:: What to produce ::
Set down each entry exactly as given; pictures should not appear in the copy.

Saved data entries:
┏━━

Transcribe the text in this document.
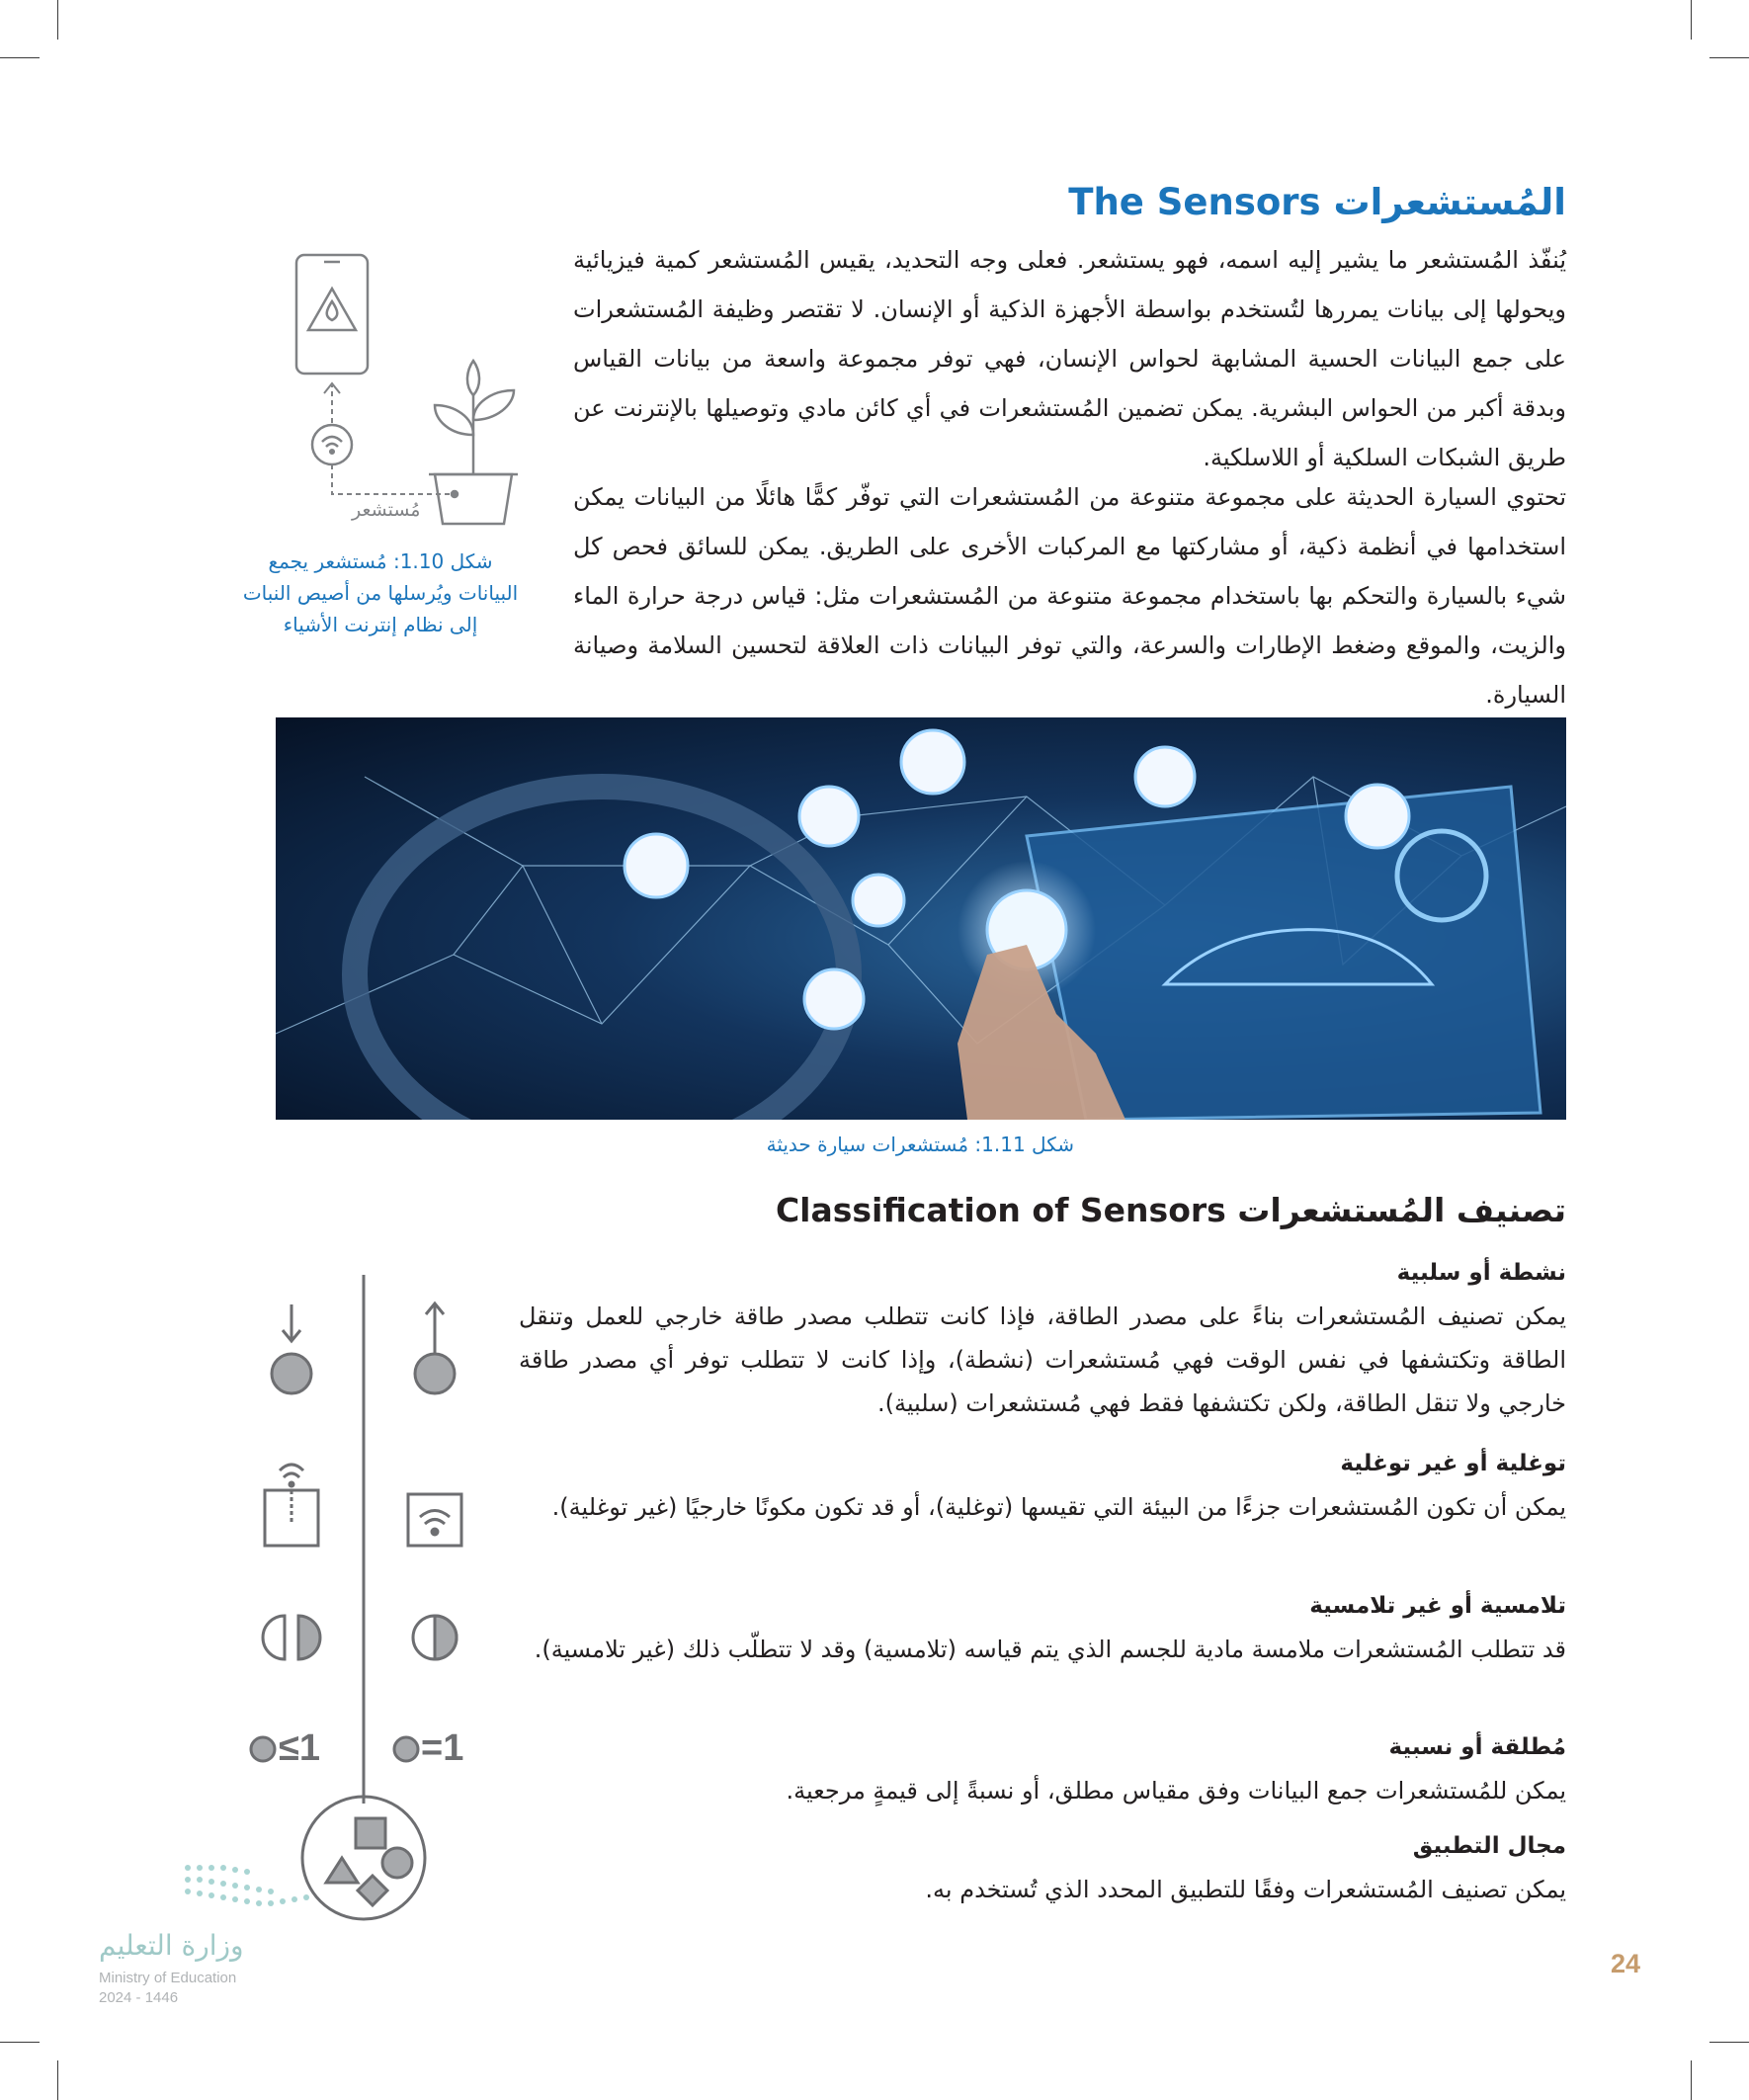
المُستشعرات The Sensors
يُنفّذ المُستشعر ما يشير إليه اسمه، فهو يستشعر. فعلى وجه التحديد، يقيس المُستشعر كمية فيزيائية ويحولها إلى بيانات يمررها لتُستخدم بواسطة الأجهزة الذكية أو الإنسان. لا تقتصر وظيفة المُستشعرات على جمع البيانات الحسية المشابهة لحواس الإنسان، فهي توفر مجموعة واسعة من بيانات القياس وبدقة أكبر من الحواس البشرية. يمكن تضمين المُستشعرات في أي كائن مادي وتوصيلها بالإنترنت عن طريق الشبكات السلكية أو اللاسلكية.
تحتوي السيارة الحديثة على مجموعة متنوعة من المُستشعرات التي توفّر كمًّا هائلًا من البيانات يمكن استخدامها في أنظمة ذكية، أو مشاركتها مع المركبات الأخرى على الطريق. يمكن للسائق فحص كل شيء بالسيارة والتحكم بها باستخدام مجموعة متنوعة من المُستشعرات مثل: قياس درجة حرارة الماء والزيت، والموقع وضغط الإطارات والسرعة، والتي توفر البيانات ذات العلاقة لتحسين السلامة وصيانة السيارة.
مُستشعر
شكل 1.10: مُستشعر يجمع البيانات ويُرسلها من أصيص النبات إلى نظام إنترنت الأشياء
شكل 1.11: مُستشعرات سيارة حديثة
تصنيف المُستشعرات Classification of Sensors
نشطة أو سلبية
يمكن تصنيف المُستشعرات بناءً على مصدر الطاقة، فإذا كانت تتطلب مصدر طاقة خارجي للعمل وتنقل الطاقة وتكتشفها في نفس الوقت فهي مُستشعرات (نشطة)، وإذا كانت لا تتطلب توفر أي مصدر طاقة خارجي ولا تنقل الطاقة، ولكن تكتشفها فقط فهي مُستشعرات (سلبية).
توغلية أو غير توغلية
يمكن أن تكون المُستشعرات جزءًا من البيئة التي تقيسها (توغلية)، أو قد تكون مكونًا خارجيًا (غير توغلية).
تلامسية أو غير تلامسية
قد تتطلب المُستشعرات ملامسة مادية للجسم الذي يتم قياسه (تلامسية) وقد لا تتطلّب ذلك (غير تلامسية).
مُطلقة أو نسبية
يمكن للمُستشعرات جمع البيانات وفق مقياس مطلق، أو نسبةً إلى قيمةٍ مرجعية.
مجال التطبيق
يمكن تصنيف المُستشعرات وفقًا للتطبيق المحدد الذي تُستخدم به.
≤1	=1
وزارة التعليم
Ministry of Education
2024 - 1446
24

┗━━

:: Reply ::
Transcribe the text in this document.
المُستشعرات The Sensors
يُنفّذ المُستشعر ما يشير إليه اسمه، فهو يستشعر. فعلى وجه التحديد، يقيس المُستشعر كمية فيزيائية ويحولها إلى بيانات يمررها لتُستخدم بواسطة الأجهزة الذكية أو الإنسان. لا تقتصر وظيفة المُستشعرات على جمع البيانات الحسية المشابهة لحواس الإنسان، فهي توفر مجموعة واسعة من بيانات القياس وبدقة أكبر من الحواس البشرية. يمكن تضمين المُستشعرات في أي كائن مادي وتوصيلها بالإنترنت عن طريق الشبكات السلكية أو اللاسلكية.
تحتوي السيارة الحديثة على مجموعة متنوعة من المُستشعرات التي توفّر كمًّا هائلًا من البيانات يمكن استخدامها في أنظمة ذكية، أو مشاركتها مع المركبات الأخرى على الطريق. يمكن للسائق فحص كل شيء بالسيارة والتحكم بها باستخدام مجموعة متنوعة من المُستشعرات مثل: قياس درجة حرارة الماء والزيت، والموقع وضغط الإطارات والسرعة، والتي توفر البيانات ذات العلاقة لتحسين السلامة وصيانة السيارة.
مُستشعر
شكل 1.10: مُستشعر يجمع البيانات ويُرسلها من أصيص النبات إلى نظام إنترنت الأشياء
شكل 1.11: مُستشعرات سيارة حديثة
تصنيف المُستشعرات Classification of Sensors
نشطة أو سلبية
يمكن تصنيف المُستشعرات بناءً على مصدر الطاقة، فإذا كانت تتطلب مصدر طاقة خارجي للعمل وتنقل الطاقة وتكتشفها في نفس الوقت فهي مُستشعرات (نشطة)، وإذا كانت لا تتطلب توفر أي مصدر طاقة خارجي ولا تنقل الطاقة، ولكن تكتشفها فقط فهي مُستشعرات (سلبية).
توغلية أو غير توغلية
يمكن أن تكون المُستشعرات جزءًا من البيئة التي تقيسها (توغلية)، أو قد تكون مكونًا خارجيًا (غير توغلية).
تلامسية أو غير تلامسية
قد تتطلب المُستشعرات ملامسة مادية للجسم الذي يتم قياسه (تلامسية) وقد لا تتطلّب ذلك (غير تلامسية).
مُطلقة أو نسبية
يمكن للمُستشعرات جمع البيانات وفق مقياس مطلق، أو نسبةً إلى قيمةٍ مرجعية.
مجال التطبيق
يمكن تصنيف المُستشعرات وفقًا للتطبيق المحدد الذي تُستخدم به.
≤1	=1
وزارة التعليم
Ministry of Education
2024 - 1446
24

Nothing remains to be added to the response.